What is expected:
Go through the entries below and count the lines holding the word "text". Reply with only the number, please.

Materials provided:
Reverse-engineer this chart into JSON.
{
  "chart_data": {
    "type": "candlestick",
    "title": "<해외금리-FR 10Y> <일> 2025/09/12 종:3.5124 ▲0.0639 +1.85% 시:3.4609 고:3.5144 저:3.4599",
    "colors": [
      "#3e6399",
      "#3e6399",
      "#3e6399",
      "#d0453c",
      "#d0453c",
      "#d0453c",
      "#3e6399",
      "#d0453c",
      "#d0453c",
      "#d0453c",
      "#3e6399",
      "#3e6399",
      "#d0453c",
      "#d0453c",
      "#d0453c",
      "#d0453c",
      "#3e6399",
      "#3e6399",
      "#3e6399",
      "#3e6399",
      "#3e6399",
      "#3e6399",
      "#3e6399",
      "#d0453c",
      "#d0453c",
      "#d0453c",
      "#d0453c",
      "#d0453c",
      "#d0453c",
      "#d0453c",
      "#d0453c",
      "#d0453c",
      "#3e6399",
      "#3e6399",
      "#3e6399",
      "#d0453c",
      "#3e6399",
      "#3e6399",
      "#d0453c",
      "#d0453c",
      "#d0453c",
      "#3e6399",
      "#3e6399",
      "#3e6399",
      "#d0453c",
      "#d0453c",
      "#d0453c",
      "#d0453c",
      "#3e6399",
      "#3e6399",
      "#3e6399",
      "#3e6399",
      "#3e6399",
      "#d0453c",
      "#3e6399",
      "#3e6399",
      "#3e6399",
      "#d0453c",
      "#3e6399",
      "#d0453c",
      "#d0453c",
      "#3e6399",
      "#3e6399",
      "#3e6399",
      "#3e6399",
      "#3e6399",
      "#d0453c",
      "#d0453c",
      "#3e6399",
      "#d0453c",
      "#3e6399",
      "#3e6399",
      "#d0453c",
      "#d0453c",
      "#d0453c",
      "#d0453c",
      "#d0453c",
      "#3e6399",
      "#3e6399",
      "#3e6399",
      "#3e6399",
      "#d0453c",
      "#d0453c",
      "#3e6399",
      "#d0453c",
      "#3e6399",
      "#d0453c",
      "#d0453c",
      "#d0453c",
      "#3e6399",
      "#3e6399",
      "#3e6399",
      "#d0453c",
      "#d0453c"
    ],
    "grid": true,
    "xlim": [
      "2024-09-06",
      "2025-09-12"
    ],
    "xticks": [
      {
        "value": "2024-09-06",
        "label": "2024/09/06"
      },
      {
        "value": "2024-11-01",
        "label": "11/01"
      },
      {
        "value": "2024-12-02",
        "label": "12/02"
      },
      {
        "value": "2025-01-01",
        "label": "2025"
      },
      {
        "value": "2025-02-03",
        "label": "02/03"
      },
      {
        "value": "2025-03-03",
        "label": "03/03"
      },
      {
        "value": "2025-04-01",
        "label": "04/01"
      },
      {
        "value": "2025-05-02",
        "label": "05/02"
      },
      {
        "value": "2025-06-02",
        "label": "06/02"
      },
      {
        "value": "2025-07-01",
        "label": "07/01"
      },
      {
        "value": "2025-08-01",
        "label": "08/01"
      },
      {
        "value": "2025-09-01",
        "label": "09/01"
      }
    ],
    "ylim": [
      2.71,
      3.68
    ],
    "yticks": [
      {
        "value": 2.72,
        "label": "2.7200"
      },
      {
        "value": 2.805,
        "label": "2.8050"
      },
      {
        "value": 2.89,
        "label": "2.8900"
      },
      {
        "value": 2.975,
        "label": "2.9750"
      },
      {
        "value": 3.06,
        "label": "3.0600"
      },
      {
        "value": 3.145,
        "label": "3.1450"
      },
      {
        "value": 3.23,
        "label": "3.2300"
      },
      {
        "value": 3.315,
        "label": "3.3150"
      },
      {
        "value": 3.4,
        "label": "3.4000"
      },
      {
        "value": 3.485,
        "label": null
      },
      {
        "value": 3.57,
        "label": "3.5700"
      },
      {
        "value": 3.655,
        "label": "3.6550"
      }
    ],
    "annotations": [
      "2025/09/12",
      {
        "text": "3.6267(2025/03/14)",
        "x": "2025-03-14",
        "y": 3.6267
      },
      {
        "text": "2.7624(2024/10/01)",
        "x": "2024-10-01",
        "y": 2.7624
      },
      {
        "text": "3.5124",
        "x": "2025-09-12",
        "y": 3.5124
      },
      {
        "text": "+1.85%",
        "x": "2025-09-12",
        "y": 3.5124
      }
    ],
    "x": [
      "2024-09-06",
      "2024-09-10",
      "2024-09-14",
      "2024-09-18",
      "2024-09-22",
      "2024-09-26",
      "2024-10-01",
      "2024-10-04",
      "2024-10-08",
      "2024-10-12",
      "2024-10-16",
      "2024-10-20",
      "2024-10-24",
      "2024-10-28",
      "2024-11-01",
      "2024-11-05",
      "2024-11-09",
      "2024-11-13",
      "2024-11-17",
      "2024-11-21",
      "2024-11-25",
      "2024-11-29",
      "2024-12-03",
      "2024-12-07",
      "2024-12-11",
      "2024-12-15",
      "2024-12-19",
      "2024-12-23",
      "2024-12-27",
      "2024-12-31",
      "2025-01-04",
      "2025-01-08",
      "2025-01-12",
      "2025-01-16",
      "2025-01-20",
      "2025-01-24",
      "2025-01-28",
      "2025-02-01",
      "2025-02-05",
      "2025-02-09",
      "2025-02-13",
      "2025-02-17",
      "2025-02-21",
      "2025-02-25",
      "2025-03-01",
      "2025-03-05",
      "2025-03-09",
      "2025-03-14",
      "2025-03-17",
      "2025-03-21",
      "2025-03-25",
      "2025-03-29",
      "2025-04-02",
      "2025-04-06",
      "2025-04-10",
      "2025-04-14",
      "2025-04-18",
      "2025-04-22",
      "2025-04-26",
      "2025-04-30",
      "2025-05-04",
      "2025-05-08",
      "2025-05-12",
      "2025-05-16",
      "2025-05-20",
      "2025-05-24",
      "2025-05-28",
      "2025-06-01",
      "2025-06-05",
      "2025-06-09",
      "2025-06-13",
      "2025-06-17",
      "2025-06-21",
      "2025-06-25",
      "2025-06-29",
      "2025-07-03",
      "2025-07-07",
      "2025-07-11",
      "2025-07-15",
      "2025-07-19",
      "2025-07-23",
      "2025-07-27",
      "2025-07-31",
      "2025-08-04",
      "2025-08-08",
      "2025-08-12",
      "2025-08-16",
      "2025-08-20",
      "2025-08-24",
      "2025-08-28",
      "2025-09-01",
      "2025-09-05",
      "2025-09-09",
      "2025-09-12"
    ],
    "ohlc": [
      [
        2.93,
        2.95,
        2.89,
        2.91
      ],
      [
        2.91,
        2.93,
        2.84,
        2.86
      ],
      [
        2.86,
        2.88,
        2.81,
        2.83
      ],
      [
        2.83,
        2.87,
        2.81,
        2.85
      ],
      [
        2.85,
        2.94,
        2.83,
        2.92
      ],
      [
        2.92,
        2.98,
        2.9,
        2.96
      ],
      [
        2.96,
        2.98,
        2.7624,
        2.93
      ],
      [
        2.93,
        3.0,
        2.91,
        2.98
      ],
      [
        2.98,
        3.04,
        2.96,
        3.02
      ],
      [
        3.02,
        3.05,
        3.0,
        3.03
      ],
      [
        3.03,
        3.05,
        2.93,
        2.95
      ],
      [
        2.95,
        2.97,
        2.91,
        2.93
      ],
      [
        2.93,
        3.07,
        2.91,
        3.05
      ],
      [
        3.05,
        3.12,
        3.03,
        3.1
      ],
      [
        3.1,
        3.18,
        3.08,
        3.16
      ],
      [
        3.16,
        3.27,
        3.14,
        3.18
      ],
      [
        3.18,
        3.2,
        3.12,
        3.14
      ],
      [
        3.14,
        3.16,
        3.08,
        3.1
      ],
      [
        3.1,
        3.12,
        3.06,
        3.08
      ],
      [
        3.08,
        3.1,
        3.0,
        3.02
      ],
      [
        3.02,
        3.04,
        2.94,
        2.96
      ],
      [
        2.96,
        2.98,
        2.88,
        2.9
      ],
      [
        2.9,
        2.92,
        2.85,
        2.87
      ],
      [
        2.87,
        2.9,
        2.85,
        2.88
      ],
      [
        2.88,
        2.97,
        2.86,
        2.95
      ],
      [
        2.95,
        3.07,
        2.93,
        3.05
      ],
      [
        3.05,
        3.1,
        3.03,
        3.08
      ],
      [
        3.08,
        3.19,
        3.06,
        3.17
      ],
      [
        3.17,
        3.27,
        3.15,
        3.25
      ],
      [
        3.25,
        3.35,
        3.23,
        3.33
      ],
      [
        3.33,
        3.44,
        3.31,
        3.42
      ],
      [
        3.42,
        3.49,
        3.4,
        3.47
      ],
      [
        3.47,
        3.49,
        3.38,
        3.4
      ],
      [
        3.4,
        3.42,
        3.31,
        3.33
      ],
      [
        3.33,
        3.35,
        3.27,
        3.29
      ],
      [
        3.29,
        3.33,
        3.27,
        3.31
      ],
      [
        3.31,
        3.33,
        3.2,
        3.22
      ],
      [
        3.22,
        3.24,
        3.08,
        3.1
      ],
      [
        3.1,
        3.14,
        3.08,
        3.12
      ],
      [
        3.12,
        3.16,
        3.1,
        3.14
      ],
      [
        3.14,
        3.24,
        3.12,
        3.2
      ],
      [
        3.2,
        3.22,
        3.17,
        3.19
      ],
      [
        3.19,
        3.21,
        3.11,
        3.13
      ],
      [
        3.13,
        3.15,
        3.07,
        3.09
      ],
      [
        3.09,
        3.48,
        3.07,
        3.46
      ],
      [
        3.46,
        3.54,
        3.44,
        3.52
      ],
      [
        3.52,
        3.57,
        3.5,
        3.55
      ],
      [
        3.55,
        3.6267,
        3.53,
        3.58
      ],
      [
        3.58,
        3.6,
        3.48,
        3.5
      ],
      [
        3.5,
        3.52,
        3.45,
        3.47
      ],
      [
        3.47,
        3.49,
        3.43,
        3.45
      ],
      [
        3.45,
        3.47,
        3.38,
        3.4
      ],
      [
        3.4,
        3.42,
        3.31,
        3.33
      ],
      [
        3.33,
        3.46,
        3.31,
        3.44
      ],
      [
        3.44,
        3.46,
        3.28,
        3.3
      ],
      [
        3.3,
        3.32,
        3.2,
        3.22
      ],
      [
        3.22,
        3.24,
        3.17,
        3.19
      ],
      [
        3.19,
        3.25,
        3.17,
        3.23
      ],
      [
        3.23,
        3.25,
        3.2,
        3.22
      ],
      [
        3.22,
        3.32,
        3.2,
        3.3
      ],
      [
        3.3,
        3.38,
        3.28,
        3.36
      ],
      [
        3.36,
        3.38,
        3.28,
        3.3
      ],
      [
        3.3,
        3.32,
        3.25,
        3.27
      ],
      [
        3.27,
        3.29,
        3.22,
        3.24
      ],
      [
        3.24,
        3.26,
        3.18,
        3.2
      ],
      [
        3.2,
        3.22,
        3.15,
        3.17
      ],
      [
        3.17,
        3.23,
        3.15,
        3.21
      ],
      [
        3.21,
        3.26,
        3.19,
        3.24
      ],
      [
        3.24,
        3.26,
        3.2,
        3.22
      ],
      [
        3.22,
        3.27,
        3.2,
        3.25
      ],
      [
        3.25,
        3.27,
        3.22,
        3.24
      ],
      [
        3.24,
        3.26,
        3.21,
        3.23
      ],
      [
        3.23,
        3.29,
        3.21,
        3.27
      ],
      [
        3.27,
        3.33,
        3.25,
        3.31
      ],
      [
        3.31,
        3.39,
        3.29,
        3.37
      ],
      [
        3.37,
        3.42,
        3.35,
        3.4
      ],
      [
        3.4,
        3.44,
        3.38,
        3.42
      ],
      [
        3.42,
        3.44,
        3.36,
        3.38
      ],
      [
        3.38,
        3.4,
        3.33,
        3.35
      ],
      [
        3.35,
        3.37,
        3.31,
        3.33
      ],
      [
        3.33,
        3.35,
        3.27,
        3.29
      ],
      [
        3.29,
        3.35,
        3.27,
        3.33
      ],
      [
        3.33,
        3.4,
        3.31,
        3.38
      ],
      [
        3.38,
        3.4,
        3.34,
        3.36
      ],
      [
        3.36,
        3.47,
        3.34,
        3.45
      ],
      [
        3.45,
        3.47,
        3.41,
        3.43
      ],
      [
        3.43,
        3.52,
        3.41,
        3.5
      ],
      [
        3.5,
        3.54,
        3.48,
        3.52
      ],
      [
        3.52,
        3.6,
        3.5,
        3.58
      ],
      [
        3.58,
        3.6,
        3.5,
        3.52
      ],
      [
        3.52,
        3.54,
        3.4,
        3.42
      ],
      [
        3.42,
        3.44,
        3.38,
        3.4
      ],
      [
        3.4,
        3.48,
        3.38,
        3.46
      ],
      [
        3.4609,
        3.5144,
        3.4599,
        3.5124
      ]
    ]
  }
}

Final result:
4